Given problem -
Pick out the lines below that contain the string "狭缝越窄" and copy them all.

[Start Working data]

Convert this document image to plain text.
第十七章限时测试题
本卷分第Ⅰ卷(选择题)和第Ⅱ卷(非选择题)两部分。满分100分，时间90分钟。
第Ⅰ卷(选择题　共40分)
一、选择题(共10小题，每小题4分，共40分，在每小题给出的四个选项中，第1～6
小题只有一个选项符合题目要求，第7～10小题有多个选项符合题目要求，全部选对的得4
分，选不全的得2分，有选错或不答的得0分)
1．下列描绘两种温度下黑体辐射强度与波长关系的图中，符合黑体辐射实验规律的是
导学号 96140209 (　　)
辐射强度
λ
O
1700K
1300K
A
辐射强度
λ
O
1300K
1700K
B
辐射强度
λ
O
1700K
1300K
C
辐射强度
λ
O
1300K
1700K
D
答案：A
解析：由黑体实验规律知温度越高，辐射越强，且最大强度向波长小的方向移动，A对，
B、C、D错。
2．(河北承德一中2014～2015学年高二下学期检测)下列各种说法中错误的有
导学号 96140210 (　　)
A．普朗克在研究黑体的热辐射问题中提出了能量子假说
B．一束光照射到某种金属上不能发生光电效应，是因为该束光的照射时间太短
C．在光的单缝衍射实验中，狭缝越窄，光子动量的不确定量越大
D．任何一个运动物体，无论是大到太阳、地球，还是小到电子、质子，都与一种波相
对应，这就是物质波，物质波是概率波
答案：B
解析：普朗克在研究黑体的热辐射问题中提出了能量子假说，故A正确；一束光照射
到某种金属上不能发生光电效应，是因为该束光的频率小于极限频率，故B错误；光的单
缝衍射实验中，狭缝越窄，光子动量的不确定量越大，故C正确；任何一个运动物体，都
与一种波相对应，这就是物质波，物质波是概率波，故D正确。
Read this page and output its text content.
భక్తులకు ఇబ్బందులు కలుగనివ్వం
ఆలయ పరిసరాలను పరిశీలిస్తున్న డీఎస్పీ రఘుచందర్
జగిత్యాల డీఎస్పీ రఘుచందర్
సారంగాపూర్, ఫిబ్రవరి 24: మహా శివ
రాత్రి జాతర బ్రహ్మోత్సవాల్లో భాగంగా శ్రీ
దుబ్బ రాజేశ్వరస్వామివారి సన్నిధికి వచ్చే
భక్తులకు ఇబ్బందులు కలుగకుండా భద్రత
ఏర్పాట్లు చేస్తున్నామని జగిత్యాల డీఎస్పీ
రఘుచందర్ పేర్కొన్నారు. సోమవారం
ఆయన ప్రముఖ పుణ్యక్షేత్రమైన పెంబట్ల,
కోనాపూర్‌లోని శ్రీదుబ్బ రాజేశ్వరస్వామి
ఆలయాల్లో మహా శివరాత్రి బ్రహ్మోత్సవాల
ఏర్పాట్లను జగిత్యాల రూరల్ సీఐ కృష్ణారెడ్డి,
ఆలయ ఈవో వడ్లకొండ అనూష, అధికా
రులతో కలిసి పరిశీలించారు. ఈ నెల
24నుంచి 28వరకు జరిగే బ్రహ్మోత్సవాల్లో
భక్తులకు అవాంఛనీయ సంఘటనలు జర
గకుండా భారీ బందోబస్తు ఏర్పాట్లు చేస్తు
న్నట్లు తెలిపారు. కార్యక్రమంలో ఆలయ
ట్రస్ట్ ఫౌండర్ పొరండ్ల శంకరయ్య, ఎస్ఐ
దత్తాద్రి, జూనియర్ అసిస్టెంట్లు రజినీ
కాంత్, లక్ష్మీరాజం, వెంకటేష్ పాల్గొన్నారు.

[End Working data]

Result of this exercise -
C．在光的单缝衍射实验中，狭缝越窄，光子动量的不确定量越大
缝衍射实验中，狭缝越窄，光子动量的不确定量越大，故C正确；任何一个运动物体，都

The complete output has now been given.